BEGIN
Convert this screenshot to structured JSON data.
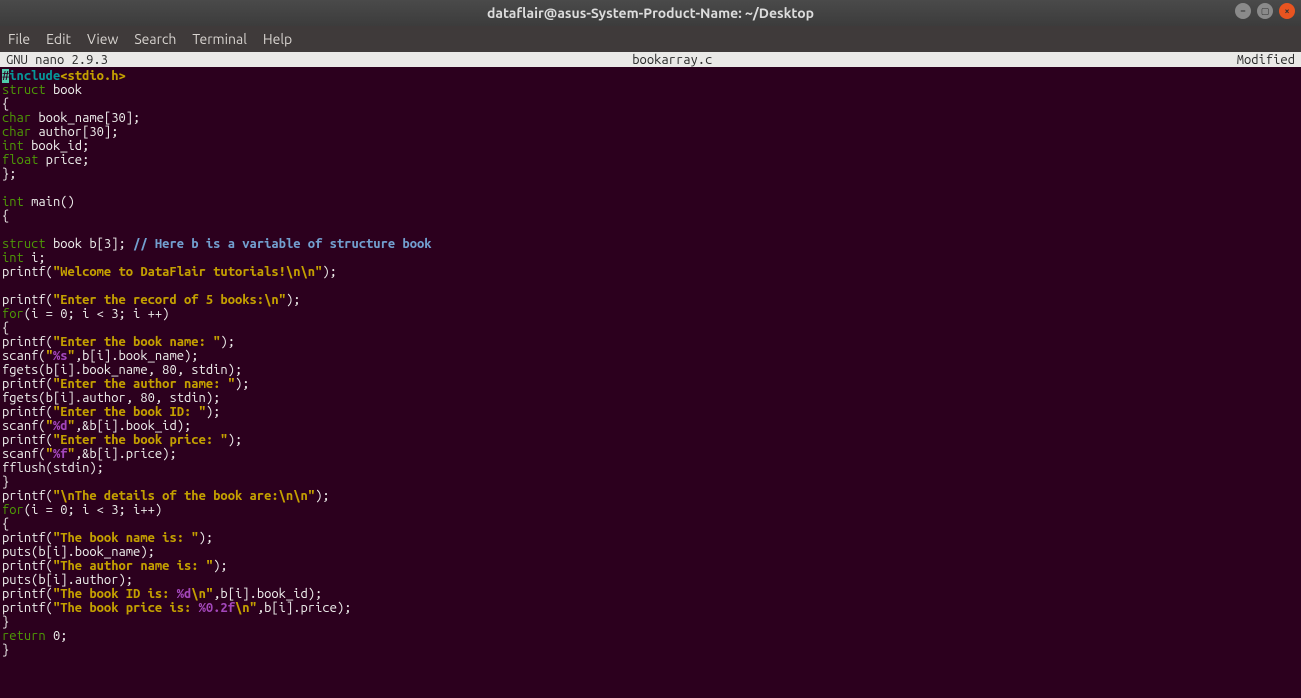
{
  "title": "dataflair@asus-System-Product-Name: ~/Desktop",
  "menu": {
    "file": "File",
    "edit": "Edit",
    "view": "View",
    "search": "Search",
    "terminal": "Terminal",
    "help": "Help"
  },
  "status": {
    "left": "  GNU nano 2.9.3",
    "center": "bookarray.c",
    "right": "Modified  "
  },
  "code": {
    "l1_hash": "#",
    "l1_include": "include",
    "l1_hdr": "<stdio.h>",
    "l2_kw": "struct",
    "l2_rest": " book",
    "l3": "{",
    "l4_kw": "char",
    "l4_rest": " book_name[30];",
    "l5_kw": "char",
    "l5_rest": " author[30];",
    "l6_kw": "int",
    "l6_rest": " book_id;",
    "l7_kw": "float",
    "l7_rest": " price;",
    "l8": "};",
    "l9": "",
    "l10_kw": "int",
    "l10_rest": " main()",
    "l11": "{",
    "l12": "",
    "l13_kw": "struct",
    "l13_mid": " book b[3]; ",
    "l13_cmt": "// Here b is a variable of structure book",
    "l14_kw": "int",
    "l14_rest": " i;",
    "l15_a": "printf(",
    "l15_s": "\"Welcome to DataFlair tutorials!\\n\\n\"",
    "l15_b": ");",
    "l16": "",
    "l17_a": "printf(",
    "l17_s": "\"Enter the record of 5 books:\\n\"",
    "l17_b": ");",
    "l18_kw": "for",
    "l18_rest": "(i = 0; i < 3; i ++)",
    "l19": "{",
    "l20_a": "printf(",
    "l20_s": "\"Enter the book name: \"",
    "l20_b": ");",
    "l21_a": "scanf(",
    "l21_q1": "\"",
    "l21_fmt": "%s",
    "l21_q2": "\"",
    "l21_b": ",b[i].book_name);",
    "l22": "fgets(b[i].book_name, 80, stdin);",
    "l23_a": "printf(",
    "l23_s": "\"Enter the author name: \"",
    "l23_b": ");",
    "l24": "fgets(b[i].author, 80, stdin);",
    "l25_a": "printf(",
    "l25_s": "\"Enter the book ID: \"",
    "l25_b": ");",
    "l26_a": "scanf(",
    "l26_q1": "\"",
    "l26_fmt": "%d",
    "l26_q2": "\"",
    "l26_b": ",&b[i].book_id);",
    "l27_a": "printf(",
    "l27_s": "\"Enter the book price: \"",
    "l27_b": ");",
    "l28_a": "scanf(",
    "l28_q1": "\"",
    "l28_fmt": "%f",
    "l28_q2": "\"",
    "l28_b": ",&b[i].price);",
    "l29": "fflush(stdin);",
    "l30": "}",
    "l31_a": "printf(",
    "l31_s": "\"\\nThe details of the book are:\\n\\n\"",
    "l31_b": ");",
    "l32_kw": "for",
    "l32_rest": "(i = 0; i < 3; i++)",
    "l33": "{",
    "l34_a": "printf(",
    "l34_s": "\"The book name is: \"",
    "l34_b": ");",
    "l35": "puts(b[i].book_name);",
    "l36_a": "printf(",
    "l36_s": "\"The author name is: \"",
    "l36_b": ");",
    "l37": "puts(b[i].author);",
    "l38_a": "printf(",
    "l38_s1": "\"The book ID is: ",
    "l38_fmt": "%d",
    "l38_s2": "\\n\"",
    "l38_b": ",b[i].book_id);",
    "l39_a": "printf(",
    "l39_s1": "\"The book price is: ",
    "l39_fmt": "%0.2f",
    "l39_s2": "\\n\"",
    "l39_b": ",b[i].price);",
    "l40": "}",
    "l41_kw": "return",
    "l41_rest": " 0;",
    "l42": "}"
  }
}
END
What is needed
Lines that hold the word "fgets" are the ones to return, every one of them.

Output of the task
    "l22": "fgets(b[i].book_name, 80, stdin);",
    "l24": "fgets(b[i].author, 80, stdin);",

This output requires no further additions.